(Records that describe figures)

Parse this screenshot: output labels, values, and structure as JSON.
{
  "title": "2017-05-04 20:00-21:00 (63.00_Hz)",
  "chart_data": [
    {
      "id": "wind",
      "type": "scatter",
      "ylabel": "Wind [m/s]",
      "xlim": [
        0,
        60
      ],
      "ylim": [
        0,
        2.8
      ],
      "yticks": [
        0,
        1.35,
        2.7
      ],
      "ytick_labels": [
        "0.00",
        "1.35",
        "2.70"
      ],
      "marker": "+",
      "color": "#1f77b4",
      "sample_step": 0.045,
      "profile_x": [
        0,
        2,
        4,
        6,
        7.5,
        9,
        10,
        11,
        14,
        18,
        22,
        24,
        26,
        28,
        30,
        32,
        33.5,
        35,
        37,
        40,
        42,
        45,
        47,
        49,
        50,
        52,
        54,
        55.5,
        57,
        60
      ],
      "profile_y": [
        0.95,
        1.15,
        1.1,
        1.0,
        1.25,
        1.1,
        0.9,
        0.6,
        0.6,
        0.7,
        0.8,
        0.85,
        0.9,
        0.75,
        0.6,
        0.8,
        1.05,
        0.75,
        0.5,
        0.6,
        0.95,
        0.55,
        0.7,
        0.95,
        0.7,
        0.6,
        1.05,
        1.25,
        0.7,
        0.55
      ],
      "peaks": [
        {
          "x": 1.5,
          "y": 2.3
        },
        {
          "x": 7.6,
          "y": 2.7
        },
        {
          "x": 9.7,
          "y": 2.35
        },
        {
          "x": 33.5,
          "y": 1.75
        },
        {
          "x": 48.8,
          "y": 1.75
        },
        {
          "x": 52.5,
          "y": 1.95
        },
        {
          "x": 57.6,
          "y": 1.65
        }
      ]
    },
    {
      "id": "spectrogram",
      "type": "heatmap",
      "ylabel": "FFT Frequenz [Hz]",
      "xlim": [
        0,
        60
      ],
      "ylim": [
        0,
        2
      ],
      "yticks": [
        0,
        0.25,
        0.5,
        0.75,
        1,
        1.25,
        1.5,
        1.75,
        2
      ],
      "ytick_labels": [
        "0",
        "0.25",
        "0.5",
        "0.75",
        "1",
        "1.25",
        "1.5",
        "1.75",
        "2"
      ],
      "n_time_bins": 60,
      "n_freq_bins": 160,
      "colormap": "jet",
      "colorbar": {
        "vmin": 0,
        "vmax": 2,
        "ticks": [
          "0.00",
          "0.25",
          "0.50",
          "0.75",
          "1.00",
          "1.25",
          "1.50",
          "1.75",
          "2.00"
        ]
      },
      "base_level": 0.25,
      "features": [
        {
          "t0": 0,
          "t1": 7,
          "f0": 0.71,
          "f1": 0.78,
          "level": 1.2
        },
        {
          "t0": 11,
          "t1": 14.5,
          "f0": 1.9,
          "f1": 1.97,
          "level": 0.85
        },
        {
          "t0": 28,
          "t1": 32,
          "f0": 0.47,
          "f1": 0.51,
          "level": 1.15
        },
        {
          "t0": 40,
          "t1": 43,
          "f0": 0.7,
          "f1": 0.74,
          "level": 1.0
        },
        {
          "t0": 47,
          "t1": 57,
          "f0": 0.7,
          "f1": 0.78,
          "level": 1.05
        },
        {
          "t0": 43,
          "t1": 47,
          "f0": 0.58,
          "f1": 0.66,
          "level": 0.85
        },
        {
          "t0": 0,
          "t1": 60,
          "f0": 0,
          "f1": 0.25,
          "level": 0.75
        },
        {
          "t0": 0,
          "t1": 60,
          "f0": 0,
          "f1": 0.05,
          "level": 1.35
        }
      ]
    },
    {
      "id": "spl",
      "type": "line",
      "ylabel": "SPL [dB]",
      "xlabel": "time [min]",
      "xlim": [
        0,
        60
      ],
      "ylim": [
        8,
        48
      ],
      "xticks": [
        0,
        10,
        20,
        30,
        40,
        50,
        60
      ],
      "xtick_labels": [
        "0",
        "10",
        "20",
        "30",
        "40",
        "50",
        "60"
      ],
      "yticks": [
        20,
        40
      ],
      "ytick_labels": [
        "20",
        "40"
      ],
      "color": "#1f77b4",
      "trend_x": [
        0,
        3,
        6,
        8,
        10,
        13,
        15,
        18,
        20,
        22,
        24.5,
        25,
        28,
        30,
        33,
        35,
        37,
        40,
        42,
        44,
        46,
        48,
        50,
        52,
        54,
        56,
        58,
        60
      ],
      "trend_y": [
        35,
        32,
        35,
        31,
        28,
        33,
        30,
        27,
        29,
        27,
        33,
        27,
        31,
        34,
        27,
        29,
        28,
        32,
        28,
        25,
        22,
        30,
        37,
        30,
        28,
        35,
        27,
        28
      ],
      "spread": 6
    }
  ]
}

* _WHAT THE TASK ASKS_
Search the data for "ylabel" and list every line in which it occurs.

* _RIGHT ANSWER_
      "ylabel": "Wind [m/s]",
      "ylabel": "FFT Frequenz [Hz]",
      "ylabel": "SPL [dB]",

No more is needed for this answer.